SET TASKS:
• 1. In the excerpt on reactions to RT's Salisbury interview, what is the title of the 1970s Russian song that accompanies the video?
• 2. Render this sentence from the excerpt on reactions to RT's Salisbury interview in German: "Social media users instantly began to share memes mocking the bizarre broadcast."
[START OF DOCUMENT SEGMENT]
Russian audiences themselves were, perhaps better than most others, able to see through the fog of falsehood in RT’s interview, which did raise more questions than it provided answers.
Many Russians do not trust the government on this issue and believe that Russia was behind the attack, as we reported in last week’s issue of the Disinformation Review.
Social media users instantly began to share memes mocking the bizarre broadcast. Below we have collected and translated a few of the Russian examples.
The Kremlin’s damage control strategy most likely calculated with the mockery which this latest development in the fundamentally tragic case would provoke. Reducing the whole affair to a joke might even have been the central aim as a way of distracting audiences’ attention from the seriousness of the crime that has been committed.
Nevertheless, the interview is an example of why RT cannot be considered a public service or even a government-owned national TV channel in the way this is practised elsewhere. It confirms RT’s role as that of a straightforward propaganda outlet, which willingly takes the lead in disseminating disinformation when this is requested by the Russian authorities.
This video says it all without translation. The authors accompanied it with a popular Russian song from the 1970s called “Of course I believe you.”

Russian state media actively peddled the narrative that the Salisbury suspects were in fact a gay couple on a tourist visit in what can be seen as an attempt to further strengthen the ridicule. This spurred memes like the one above, which says: “Let’s go to Salisbury. I’ll show you the spire.”

Widely popular Russian cartoonist Sergey Elkin commented with this image on REF/RL Russian Service showing “the backup team” on the left and “the perpetrator” on the right.

“It was the Athenian polis itself that poisoned Socrates. Do the Athenians want another Peloponnesian war to break out? If so, they’ll get it,” says the interviewee on the left on “Sparta Today” TV. His colleague adds: “We know nothing about the poisoning of Socrates. My friend and I are just regular hoplites from Sparta; we were in Athens to see the Parthenon.”
[END OF DOCUMENT SEGMENT]
[START OF LISTED RECORDS]
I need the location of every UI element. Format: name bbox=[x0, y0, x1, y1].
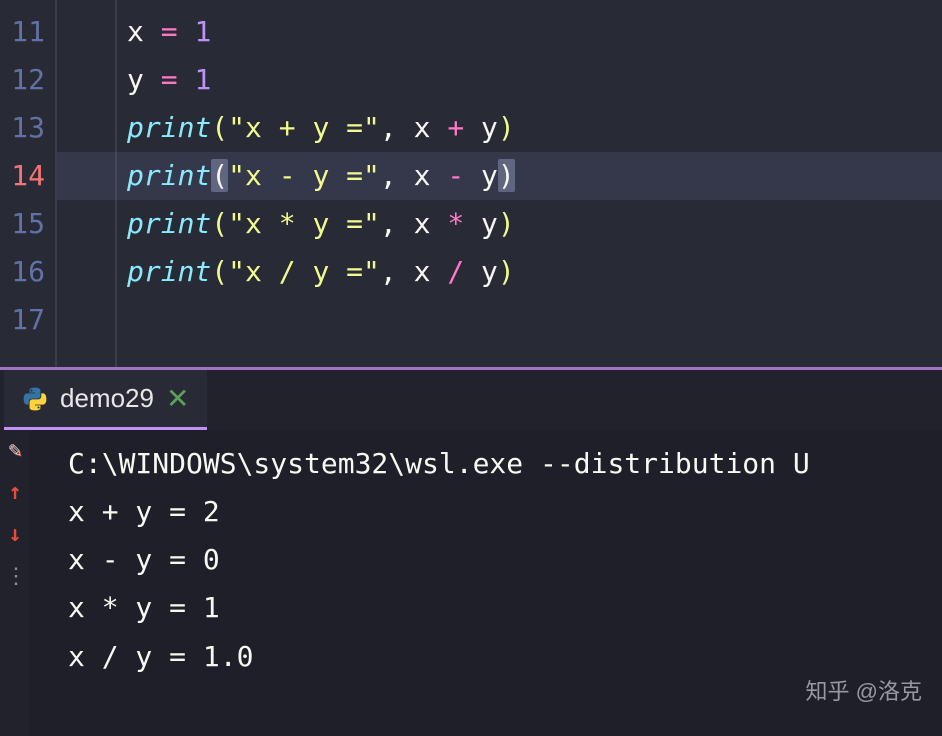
code-token: x bbox=[414, 207, 448, 240]
code-token: "x + y =" bbox=[228, 111, 380, 144]
code-token: "x * y =" bbox=[228, 207, 380, 240]
code-token: , bbox=[380, 255, 414, 288]
line-number: 14 bbox=[0, 152, 55, 200]
tab-label: demo29 bbox=[60, 383, 154, 414]
line-number: 11 bbox=[0, 8, 55, 56]
line-number: 15 bbox=[0, 200, 55, 248]
line-number: 12 bbox=[0, 56, 55, 104]
code-token: , bbox=[380, 111, 414, 144]
code-token bbox=[178, 15, 195, 48]
code-line[interactable] bbox=[57, 296, 942, 344]
code-editor[interactable]: 11121314151617 x = 1y = 1print("x + y ="… bbox=[0, 0, 942, 367]
code-token: ) bbox=[498, 111, 515, 144]
code-line[interactable]: y = 1 bbox=[57, 56, 942, 104]
code-line[interactable]: print("x - y =", x - y) bbox=[57, 152, 942, 200]
line-number: 16 bbox=[0, 248, 55, 296]
code-line[interactable]: print("x + y =", x + y) bbox=[57, 104, 942, 152]
code-token: = bbox=[161, 63, 178, 96]
code-token: * bbox=[447, 207, 464, 240]
code-token: "x / y =" bbox=[228, 255, 380, 288]
code-token: ( bbox=[211, 111, 228, 144]
more-dots-icon[interactable]: ⋮ bbox=[5, 566, 25, 588]
code-token: , bbox=[380, 207, 414, 240]
code-token: ) bbox=[498, 159, 515, 192]
code-token: "x - y =" bbox=[228, 159, 380, 192]
code-token: x bbox=[414, 159, 448, 192]
arrow-down-icon[interactable]: ↓ bbox=[8, 524, 21, 546]
code-token: print bbox=[127, 255, 211, 288]
code-token: y bbox=[127, 63, 161, 96]
code-token: print bbox=[127, 159, 211, 192]
code-token: y bbox=[464, 111, 498, 144]
terminal-output[interactable]: C:\WINDOWS\system32\wsl.exe --distributi… bbox=[30, 430, 942, 736]
pencil-icon[interactable]: ✎ bbox=[8, 440, 21, 462]
code-token bbox=[178, 63, 195, 96]
code-token: ( bbox=[211, 159, 228, 192]
code-token: 1 bbox=[194, 15, 211, 48]
code-line[interactable]: print("x / y =", x / y) bbox=[57, 248, 942, 296]
code-line[interactable]: x = 1 bbox=[57, 8, 942, 56]
code-token: x bbox=[414, 111, 448, 144]
code-token: ) bbox=[498, 207, 515, 240]
terminal-tab-demo29[interactable]: demo29 ✕ bbox=[4, 370, 207, 430]
code-token: - bbox=[447, 159, 464, 192]
code-token: y bbox=[464, 159, 498, 192]
code-token: 1 bbox=[194, 63, 211, 96]
code-area[interactable]: x = 1y = 1print("x + y =", x + y)print("… bbox=[57, 0, 942, 367]
code-token: y bbox=[464, 207, 498, 240]
python-file-icon bbox=[22, 386, 48, 412]
close-icon[interactable]: ✕ bbox=[166, 385, 189, 413]
code-token: / bbox=[447, 255, 464, 288]
terminal-panel: ✎ ↑ ↓ ⋮ C:\WINDOWS\system32\wsl.exe --di… bbox=[0, 430, 942, 736]
code-token: x bbox=[127, 15, 161, 48]
line-number-gutter: 11121314151617 bbox=[0, 0, 57, 367]
code-token: ( bbox=[211, 207, 228, 240]
terminal-tab-bar: demo29 ✕ bbox=[0, 370, 942, 430]
code-token: + bbox=[447, 111, 464, 144]
code-token: = bbox=[161, 15, 178, 48]
code-line[interactable]: print("x * y =", x * y) bbox=[57, 200, 942, 248]
line-number: 17 bbox=[0, 296, 55, 344]
line-number: 13 bbox=[0, 104, 55, 152]
terminal-action-gutter: ✎ ↑ ↓ ⋮ bbox=[0, 430, 30, 736]
arrow-up-icon[interactable]: ↑ bbox=[8, 482, 21, 504]
code-token: print bbox=[127, 111, 211, 144]
code-token: print bbox=[127, 207, 211, 240]
code-token: ( bbox=[211, 255, 228, 288]
code-token: x bbox=[414, 255, 448, 288]
code-token: ) bbox=[498, 255, 515, 288]
code-token: , bbox=[380, 159, 414, 192]
code-token: y bbox=[464, 255, 498, 288]
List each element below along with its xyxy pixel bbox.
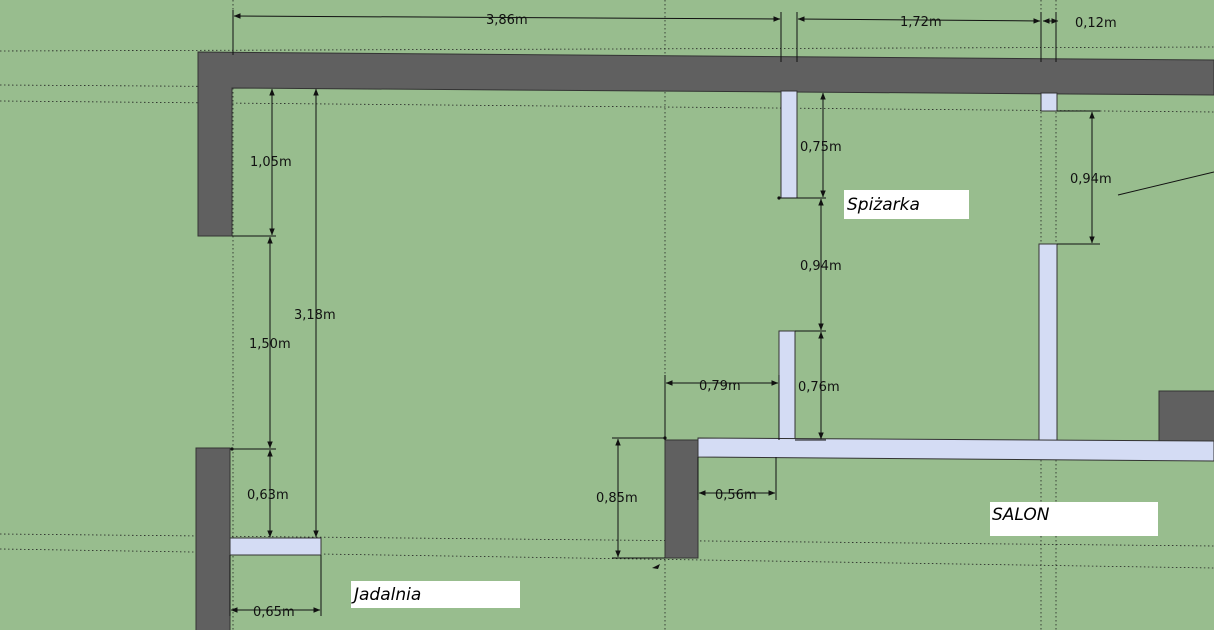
- corner-marker: [777, 196, 781, 200]
- dim-left-lower: 0,63m: [247, 488, 289, 503]
- floor-plan-canvas: 3,86m 1,72m 0,12m 1,05m 1,50m 3,18m 0,63…: [0, 0, 1214, 630]
- dim-mid-offset: 0,56m: [715, 488, 757, 503]
- pantry-wall-upper: [780, 90, 798, 199]
- right-vertical-wall: [1038, 243, 1058, 443]
- right-vertical-stub: [1040, 92, 1058, 112]
- corner-marker: [652, 564, 660, 569]
- guide-line: [0, 46, 1214, 52]
- horizontal-partition: [697, 437, 1214, 462]
- room-label-spizarka: Spiżarka: [847, 195, 920, 215]
- dim-pantry-lower: 0,76m: [798, 380, 840, 395]
- corner-marker: [663, 436, 667, 440]
- guide-line: [0, 100, 1214, 113]
- right-wall-stub: [1158, 390, 1214, 442]
- dim-pantry-upper: 0,75m: [800, 140, 842, 155]
- guide-line: [0, 548, 1214, 569]
- dim-mid-wall: 0,85m: [596, 491, 638, 506]
- dim-pantry-span: 1,72m: [900, 15, 942, 30]
- dim-right-door: 0,94m: [1070, 172, 1112, 187]
- dim-top-width: 3,86m: [486, 13, 528, 28]
- dim-small-gap: 0,12m: [1075, 16, 1117, 31]
- pantry-wall-lower: [778, 330, 796, 441]
- left-bottom-wall: [195, 447, 231, 630]
- dim-left-total: 3,18m: [294, 308, 336, 323]
- room-label-salon: SALON: [992, 505, 1050, 525]
- top-wall: [197, 51, 1214, 237]
- leader-line: [1117, 171, 1214, 196]
- walls: [195, 51, 1214, 630]
- room-labels: Spiżarka Jadalnia SALON: [351, 190, 1158, 608]
- room-label-jadalnia: Jadalnia: [351, 585, 421, 605]
- partitions: [229, 90, 1214, 556]
- dim-left-opening: 1,50m: [249, 337, 291, 352]
- dim-left-upper: 1,05m: [250, 155, 292, 170]
- dim-mid-gap: 0,79m: [699, 379, 741, 394]
- bottom-left-stub: [229, 537, 322, 556]
- corner-marker: [230, 447, 234, 451]
- middle-wall: [664, 439, 699, 559]
- dim-bottom-stub: 0,65m: [253, 605, 295, 620]
- floor-plan: 3,86m 1,72m 0,12m 1,05m 1,50m 3,18m 0,63…: [0, 0, 1214, 630]
- dimension-arrows: [230, 13, 1095, 613]
- dim-pantry-door: 0,94m: [800, 259, 842, 274]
[END OF LISTED RECORDS]
SET OF ANSWERS:
• 1. “Of course I believe you.”

• 2. Nutzer sozialer Medien begannen sofort, Memes zu teilen, die sich über die bizarre Sendung lustig machten.